Entries from a visual dataset:
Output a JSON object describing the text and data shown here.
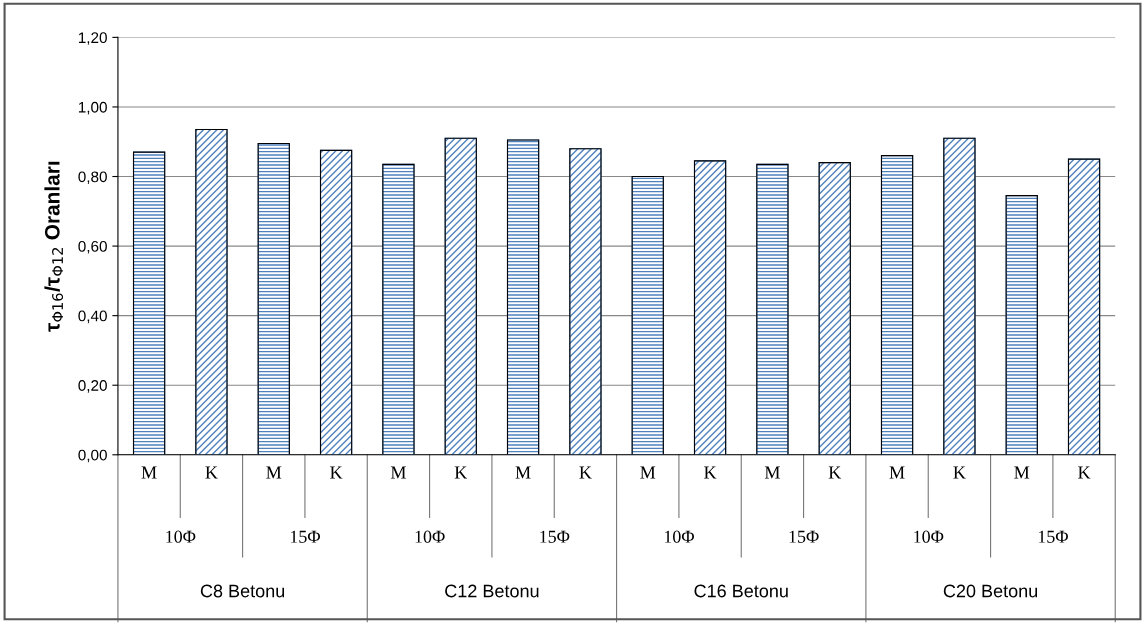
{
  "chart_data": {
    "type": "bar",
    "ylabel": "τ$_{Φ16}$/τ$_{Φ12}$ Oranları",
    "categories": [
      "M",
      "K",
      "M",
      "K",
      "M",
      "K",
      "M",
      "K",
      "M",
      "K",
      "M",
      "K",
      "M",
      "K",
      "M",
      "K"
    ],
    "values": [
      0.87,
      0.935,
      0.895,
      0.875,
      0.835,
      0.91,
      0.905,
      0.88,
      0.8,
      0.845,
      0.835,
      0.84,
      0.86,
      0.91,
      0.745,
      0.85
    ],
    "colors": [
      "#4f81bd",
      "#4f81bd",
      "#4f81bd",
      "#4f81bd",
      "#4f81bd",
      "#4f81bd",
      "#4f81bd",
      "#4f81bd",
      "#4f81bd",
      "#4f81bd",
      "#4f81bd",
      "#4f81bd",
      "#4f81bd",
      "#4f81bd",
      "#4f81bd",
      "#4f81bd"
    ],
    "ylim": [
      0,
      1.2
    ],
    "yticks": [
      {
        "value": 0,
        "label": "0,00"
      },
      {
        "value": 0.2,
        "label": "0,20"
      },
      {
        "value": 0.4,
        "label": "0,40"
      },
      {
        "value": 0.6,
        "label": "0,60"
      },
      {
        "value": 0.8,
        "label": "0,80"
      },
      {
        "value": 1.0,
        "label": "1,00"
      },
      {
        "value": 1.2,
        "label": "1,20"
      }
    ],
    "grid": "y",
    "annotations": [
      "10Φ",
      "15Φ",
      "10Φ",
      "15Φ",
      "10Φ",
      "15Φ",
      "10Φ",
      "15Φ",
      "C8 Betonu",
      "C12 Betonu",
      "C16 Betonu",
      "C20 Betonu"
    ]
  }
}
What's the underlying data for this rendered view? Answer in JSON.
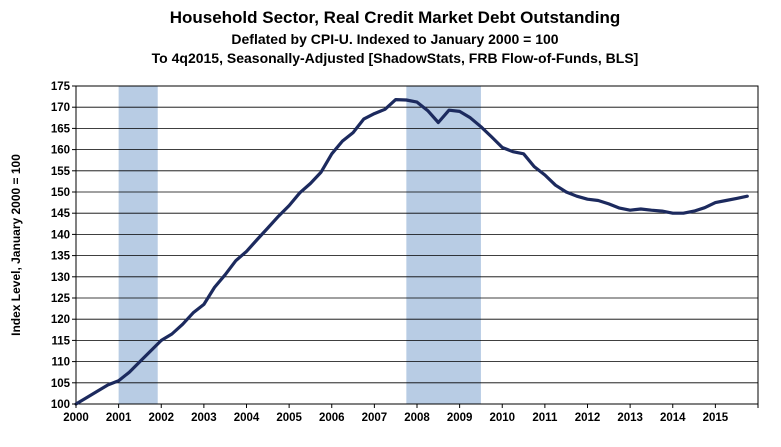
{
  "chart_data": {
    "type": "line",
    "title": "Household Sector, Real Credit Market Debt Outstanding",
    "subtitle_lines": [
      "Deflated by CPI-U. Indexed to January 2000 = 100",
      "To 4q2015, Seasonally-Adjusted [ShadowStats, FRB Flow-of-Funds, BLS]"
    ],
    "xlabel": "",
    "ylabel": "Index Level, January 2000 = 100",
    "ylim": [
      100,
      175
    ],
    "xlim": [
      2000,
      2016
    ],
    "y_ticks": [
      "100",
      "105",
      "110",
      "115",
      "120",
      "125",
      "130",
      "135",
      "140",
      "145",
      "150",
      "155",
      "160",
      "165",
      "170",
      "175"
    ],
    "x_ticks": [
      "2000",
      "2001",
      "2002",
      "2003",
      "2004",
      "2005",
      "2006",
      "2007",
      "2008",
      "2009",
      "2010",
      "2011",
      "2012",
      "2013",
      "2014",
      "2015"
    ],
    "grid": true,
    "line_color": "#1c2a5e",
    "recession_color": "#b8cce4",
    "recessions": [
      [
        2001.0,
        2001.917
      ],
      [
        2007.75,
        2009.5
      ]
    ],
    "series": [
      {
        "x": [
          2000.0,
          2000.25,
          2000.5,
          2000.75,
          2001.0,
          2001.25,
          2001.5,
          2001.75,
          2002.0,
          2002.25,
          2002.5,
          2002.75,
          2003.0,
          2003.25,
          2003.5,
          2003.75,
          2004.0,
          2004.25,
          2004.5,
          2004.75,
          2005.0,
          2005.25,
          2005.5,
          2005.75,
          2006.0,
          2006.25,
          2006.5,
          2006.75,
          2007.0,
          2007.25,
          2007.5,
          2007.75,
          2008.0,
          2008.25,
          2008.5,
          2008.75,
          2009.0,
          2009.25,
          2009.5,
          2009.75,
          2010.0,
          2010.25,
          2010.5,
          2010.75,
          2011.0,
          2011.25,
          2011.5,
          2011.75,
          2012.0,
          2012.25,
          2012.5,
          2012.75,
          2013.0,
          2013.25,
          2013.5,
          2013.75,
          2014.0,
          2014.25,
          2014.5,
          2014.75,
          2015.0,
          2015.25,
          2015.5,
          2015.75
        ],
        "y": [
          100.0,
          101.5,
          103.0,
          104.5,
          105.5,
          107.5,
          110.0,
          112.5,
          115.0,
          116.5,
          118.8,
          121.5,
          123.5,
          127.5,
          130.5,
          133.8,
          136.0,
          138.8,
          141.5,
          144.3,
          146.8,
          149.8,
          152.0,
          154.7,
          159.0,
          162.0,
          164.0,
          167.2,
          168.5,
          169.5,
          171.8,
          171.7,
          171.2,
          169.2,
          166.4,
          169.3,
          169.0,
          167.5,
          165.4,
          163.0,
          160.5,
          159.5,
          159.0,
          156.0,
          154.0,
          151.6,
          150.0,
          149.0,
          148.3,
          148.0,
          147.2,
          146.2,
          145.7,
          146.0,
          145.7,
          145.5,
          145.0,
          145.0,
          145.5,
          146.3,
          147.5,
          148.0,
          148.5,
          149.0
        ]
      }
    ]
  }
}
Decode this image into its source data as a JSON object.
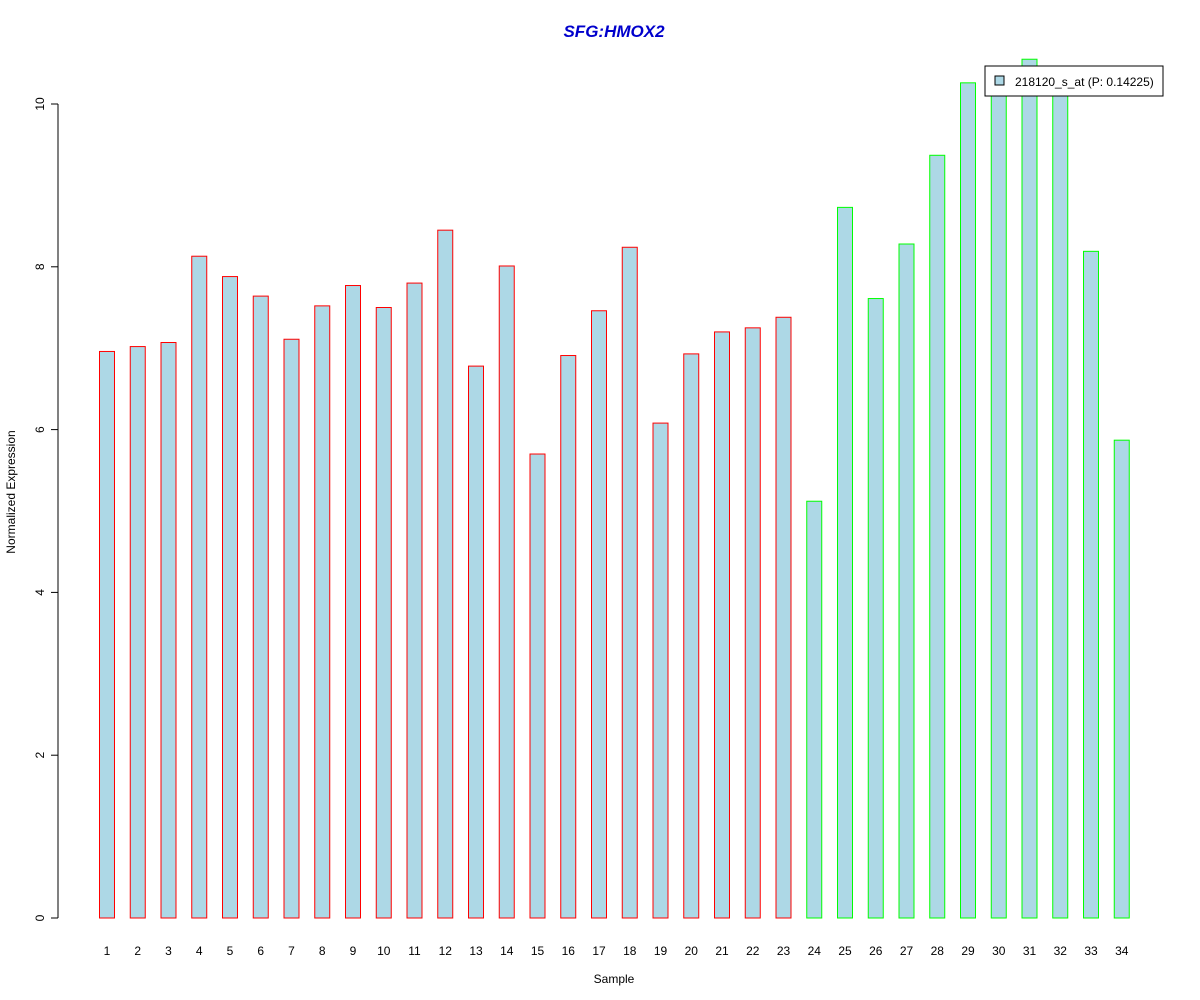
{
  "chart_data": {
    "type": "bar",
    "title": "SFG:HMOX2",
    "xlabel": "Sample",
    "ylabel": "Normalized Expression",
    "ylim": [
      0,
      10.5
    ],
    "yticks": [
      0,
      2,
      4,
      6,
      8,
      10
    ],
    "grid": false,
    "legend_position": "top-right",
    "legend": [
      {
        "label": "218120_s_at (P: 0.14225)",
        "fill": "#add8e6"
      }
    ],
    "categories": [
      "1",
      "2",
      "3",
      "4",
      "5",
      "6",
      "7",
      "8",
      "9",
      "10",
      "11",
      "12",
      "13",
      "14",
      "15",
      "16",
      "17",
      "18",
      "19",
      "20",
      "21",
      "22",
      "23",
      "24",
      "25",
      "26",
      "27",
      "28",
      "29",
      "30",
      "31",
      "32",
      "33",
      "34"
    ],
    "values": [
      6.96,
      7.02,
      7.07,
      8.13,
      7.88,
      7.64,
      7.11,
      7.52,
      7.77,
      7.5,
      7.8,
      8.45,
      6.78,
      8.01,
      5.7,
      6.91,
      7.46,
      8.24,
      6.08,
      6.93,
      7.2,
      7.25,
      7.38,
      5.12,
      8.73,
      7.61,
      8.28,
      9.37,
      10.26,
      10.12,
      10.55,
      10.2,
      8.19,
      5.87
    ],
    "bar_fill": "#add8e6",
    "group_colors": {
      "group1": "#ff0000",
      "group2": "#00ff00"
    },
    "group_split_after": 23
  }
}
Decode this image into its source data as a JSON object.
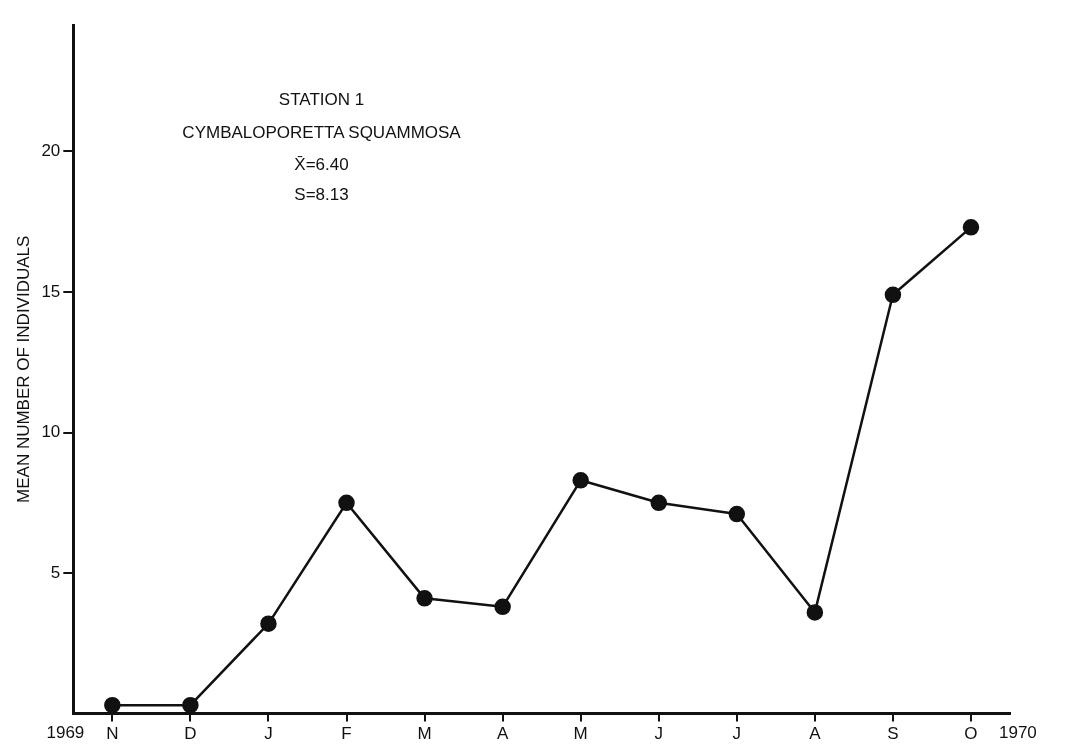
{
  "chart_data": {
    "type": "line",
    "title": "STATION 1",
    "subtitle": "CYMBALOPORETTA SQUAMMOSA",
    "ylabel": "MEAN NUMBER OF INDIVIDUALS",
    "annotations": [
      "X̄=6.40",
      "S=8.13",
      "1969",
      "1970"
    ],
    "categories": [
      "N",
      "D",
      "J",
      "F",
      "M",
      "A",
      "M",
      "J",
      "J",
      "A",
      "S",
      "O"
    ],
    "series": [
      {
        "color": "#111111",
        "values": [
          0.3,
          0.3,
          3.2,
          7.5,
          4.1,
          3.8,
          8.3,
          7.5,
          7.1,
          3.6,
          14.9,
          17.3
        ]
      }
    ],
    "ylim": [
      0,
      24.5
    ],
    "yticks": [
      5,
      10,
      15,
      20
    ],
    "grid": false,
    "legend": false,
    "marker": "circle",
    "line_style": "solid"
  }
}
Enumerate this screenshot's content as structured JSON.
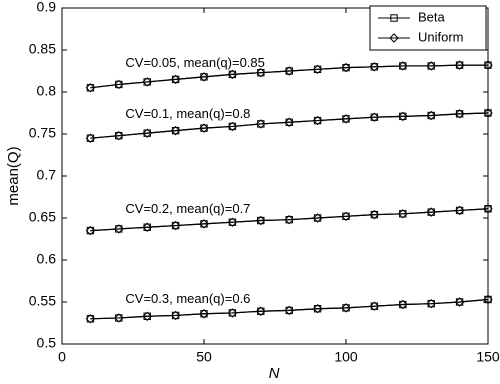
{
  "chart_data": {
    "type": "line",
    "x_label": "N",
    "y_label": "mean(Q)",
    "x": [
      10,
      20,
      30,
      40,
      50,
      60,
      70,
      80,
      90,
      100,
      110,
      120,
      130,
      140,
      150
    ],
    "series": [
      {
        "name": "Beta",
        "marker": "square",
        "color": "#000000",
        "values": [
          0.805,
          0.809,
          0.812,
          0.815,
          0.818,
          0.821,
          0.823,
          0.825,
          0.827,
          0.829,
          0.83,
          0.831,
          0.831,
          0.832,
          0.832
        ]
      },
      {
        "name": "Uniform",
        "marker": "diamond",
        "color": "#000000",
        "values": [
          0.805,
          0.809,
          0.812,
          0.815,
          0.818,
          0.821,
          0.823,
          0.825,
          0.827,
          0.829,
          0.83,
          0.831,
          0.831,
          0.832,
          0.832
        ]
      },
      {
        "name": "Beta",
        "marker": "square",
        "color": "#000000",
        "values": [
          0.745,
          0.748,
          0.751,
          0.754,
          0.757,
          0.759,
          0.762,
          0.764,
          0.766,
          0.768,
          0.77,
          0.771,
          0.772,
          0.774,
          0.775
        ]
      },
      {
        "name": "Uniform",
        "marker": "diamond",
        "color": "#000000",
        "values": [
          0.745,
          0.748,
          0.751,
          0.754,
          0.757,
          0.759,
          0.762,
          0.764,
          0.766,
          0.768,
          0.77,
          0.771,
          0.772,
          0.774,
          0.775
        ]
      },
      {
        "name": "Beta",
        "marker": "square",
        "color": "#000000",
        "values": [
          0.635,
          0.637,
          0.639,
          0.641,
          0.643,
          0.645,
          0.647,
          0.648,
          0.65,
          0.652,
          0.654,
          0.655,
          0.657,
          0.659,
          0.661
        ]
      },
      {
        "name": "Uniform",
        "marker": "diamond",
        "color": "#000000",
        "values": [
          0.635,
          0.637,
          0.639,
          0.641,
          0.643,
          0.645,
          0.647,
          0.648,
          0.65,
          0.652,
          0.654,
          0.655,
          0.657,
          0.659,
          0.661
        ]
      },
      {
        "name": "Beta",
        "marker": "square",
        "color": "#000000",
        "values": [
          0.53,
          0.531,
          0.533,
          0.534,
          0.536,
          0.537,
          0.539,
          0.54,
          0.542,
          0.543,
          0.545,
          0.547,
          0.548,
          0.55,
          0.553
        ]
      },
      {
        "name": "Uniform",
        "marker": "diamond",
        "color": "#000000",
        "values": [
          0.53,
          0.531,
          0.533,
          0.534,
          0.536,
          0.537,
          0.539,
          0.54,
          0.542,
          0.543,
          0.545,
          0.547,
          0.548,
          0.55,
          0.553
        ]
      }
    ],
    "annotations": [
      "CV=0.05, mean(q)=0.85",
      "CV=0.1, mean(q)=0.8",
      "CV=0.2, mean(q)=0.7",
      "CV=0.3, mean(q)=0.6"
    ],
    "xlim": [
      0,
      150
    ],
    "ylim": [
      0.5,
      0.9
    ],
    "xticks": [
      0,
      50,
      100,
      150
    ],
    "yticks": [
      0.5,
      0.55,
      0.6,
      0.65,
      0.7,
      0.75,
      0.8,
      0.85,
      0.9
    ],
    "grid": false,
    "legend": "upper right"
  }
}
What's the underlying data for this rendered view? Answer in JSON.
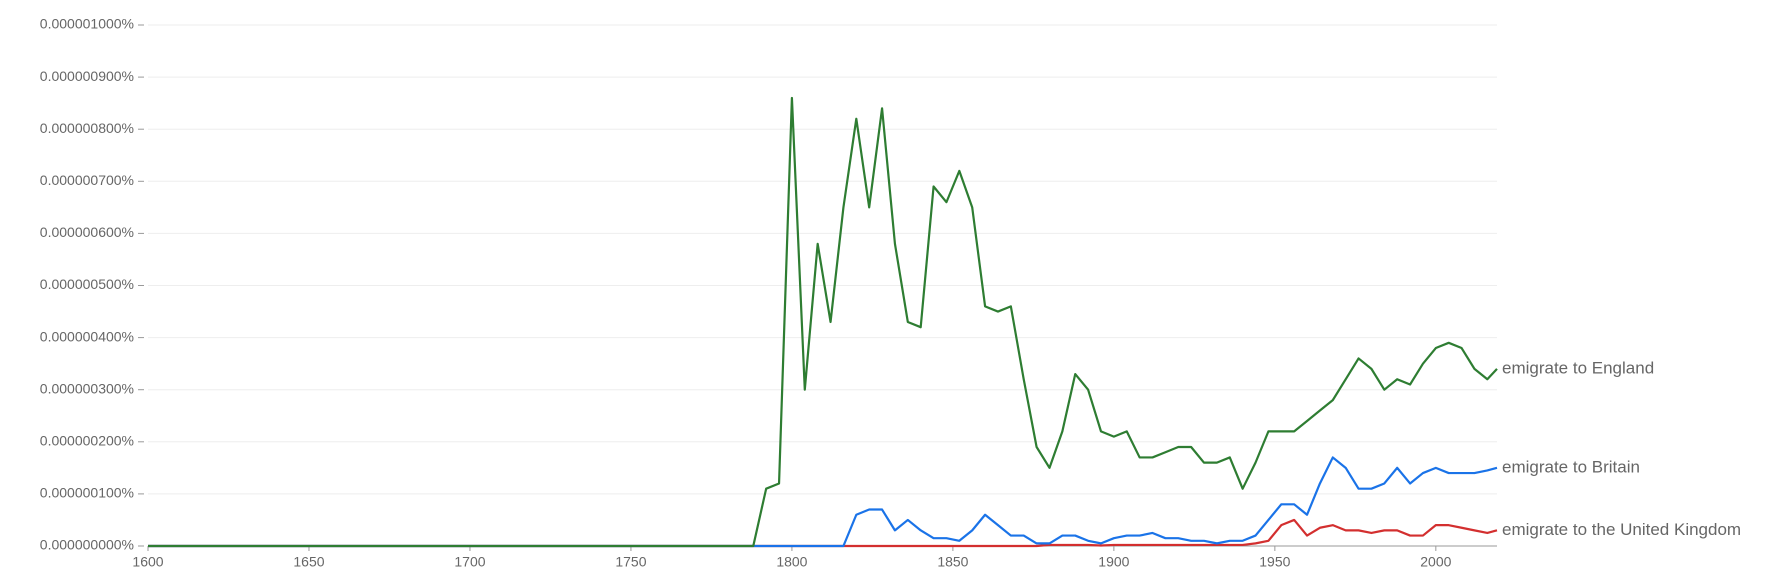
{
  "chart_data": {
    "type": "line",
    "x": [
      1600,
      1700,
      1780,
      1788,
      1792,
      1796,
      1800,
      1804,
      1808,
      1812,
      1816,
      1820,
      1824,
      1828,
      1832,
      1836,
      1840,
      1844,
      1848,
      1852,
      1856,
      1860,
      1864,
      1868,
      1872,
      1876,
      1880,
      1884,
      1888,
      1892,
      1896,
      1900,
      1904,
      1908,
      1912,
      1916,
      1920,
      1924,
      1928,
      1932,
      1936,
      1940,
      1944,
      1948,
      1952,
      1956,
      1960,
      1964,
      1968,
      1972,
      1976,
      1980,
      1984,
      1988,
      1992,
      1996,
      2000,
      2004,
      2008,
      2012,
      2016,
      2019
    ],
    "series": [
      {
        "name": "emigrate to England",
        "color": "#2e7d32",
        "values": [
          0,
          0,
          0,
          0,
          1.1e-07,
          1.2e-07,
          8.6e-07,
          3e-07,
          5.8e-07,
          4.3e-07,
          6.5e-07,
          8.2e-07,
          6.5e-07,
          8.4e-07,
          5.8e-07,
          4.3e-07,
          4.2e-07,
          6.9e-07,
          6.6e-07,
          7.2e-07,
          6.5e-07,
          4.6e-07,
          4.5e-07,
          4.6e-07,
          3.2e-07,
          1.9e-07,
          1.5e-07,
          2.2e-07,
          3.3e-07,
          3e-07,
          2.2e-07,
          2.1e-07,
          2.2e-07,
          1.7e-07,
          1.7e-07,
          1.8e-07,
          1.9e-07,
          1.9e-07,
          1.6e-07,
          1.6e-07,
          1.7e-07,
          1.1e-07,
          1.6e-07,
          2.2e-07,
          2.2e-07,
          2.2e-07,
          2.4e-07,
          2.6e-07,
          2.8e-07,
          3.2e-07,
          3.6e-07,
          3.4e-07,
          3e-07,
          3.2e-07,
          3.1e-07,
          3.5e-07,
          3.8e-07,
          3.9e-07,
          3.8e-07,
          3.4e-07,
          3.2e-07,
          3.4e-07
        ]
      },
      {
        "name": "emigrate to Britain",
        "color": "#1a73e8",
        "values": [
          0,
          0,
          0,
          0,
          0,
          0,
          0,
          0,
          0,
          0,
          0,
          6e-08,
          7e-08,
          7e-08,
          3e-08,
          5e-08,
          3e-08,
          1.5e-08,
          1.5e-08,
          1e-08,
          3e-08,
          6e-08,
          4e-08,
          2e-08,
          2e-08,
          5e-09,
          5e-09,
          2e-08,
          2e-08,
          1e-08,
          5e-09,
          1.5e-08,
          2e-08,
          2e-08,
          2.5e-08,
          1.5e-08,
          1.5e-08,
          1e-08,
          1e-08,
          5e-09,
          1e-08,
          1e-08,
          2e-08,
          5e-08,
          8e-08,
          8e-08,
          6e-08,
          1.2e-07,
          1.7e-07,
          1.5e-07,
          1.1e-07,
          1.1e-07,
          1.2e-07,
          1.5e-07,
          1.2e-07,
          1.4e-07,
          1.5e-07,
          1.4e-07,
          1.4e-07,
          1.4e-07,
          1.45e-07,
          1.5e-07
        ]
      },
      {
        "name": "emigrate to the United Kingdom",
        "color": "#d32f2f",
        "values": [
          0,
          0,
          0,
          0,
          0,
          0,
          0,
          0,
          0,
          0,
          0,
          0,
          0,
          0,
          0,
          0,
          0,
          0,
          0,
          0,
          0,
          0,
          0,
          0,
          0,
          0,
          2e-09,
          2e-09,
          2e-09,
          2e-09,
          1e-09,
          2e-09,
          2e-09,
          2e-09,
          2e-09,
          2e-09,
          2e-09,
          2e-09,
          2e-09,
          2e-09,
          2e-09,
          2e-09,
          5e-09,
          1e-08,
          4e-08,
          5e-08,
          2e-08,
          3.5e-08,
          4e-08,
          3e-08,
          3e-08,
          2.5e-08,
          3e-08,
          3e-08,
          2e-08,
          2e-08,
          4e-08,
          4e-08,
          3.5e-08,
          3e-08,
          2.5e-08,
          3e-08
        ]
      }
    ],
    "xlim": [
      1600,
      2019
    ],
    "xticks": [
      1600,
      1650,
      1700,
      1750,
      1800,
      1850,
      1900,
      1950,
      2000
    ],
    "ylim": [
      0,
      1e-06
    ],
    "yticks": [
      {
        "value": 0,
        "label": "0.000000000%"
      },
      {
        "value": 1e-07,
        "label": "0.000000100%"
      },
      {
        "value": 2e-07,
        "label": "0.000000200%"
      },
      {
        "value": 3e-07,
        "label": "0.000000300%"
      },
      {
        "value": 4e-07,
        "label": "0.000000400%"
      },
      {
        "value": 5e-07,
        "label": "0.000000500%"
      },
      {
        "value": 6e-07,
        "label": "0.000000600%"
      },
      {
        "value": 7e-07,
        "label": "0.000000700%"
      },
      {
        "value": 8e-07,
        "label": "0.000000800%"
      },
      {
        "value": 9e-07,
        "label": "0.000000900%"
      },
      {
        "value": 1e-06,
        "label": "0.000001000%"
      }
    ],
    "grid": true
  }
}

Challenge:
Give the number of lines above in which the word "right" occurs, with nothing else.

Task answer:
2